Requirement:
Check each line of the records below for the string "сетей", then state how many lines contain it, with no other output.

(Stored data entries)

## Start

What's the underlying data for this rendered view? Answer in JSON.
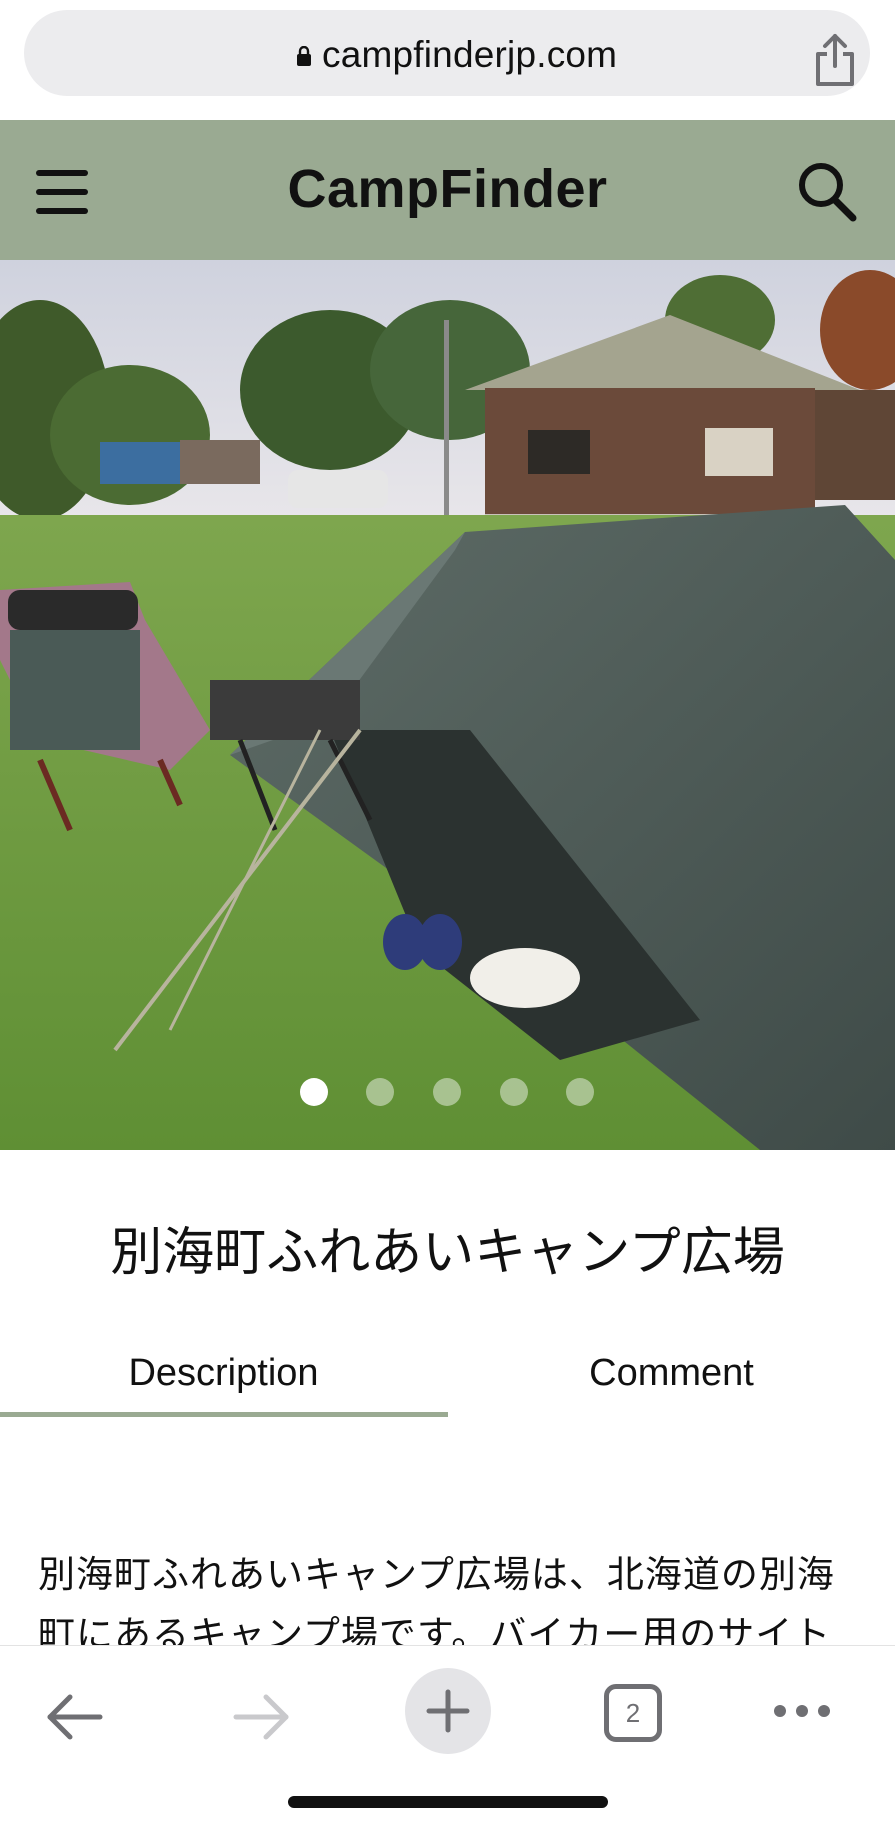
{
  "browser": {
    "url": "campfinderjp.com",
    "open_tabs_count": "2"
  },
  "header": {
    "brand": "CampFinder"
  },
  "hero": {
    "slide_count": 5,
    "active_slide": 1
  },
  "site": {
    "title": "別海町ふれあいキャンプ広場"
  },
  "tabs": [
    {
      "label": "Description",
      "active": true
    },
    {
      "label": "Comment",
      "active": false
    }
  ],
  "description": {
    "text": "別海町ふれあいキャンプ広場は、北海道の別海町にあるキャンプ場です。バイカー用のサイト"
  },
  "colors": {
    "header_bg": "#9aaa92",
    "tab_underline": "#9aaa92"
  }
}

## End
## Start

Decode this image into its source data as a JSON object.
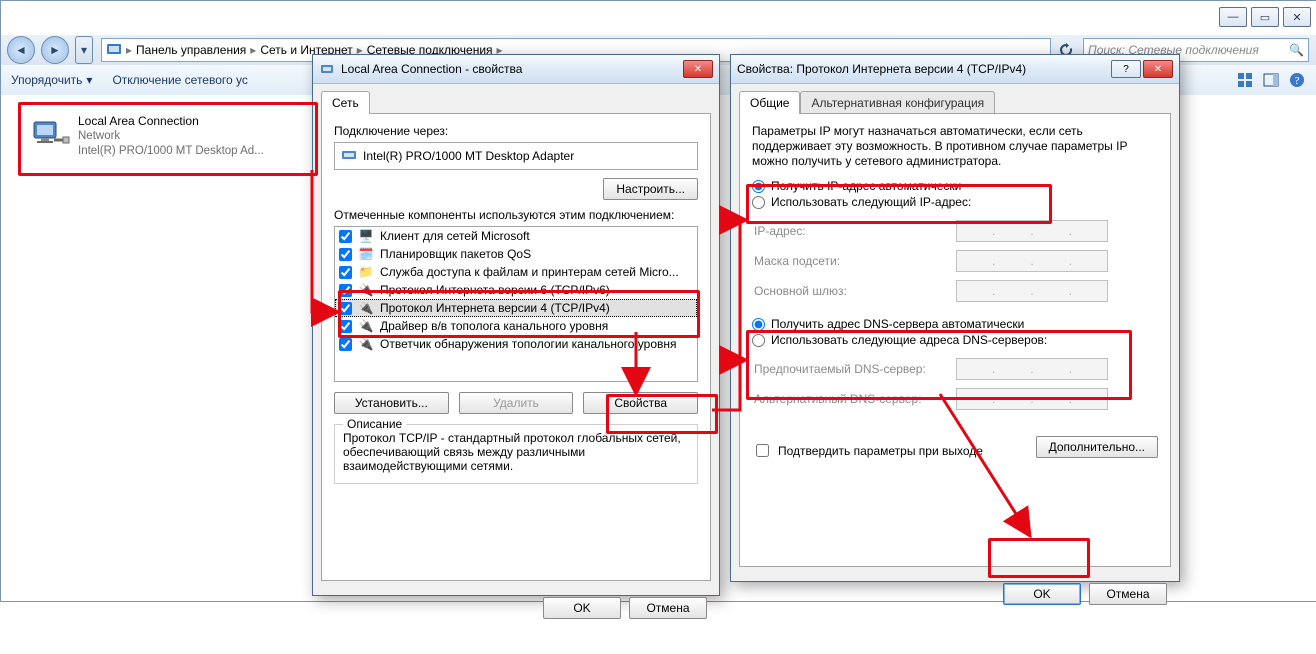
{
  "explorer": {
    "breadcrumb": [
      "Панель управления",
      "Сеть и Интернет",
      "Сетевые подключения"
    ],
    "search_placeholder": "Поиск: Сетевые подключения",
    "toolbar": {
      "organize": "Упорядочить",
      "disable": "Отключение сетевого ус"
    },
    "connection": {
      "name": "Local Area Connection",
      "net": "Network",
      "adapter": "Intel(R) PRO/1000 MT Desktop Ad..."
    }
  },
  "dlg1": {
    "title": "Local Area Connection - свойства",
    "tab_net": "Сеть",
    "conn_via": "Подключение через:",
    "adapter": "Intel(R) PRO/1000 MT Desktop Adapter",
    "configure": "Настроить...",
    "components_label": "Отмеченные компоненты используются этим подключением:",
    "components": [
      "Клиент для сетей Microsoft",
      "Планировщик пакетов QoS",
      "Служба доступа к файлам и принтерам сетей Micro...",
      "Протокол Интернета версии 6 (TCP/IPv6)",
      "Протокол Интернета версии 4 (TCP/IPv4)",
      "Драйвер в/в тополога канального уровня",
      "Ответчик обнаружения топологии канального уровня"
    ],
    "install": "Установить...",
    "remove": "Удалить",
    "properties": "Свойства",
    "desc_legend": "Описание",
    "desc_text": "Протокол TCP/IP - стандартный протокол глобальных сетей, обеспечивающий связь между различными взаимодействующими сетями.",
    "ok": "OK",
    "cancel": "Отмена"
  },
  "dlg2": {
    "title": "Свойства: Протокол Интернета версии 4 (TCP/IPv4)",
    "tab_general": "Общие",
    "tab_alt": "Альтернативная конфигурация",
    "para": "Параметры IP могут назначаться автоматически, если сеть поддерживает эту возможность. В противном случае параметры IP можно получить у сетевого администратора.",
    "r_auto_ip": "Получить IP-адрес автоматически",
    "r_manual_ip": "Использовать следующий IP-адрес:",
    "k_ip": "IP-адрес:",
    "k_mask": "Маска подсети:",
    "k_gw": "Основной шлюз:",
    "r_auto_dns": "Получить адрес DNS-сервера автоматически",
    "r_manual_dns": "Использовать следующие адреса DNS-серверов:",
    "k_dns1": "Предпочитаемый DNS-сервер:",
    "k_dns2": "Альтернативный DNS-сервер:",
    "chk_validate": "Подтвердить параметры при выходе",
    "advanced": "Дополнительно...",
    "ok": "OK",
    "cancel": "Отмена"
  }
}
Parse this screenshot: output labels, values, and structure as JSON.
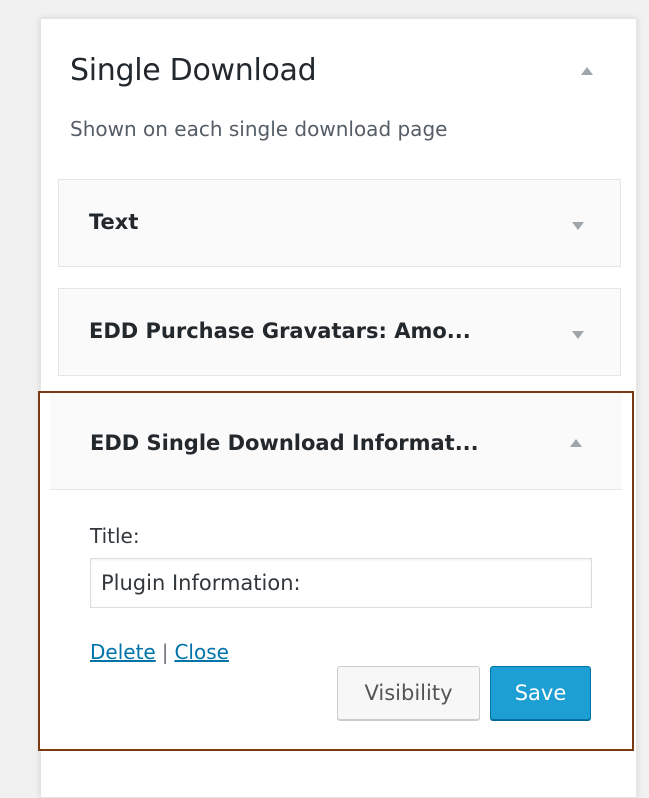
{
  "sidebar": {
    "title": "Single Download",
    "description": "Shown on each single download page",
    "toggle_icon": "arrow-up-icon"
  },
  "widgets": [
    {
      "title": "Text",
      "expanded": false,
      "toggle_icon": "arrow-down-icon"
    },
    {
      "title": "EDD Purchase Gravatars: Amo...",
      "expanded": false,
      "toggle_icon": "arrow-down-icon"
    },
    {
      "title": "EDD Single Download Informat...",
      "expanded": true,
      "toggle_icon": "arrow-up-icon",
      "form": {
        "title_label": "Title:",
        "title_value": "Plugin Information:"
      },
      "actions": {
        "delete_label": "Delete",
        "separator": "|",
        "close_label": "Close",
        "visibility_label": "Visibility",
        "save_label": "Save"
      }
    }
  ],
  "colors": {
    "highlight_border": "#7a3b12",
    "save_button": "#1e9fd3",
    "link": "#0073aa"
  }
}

## End

Written answer:
3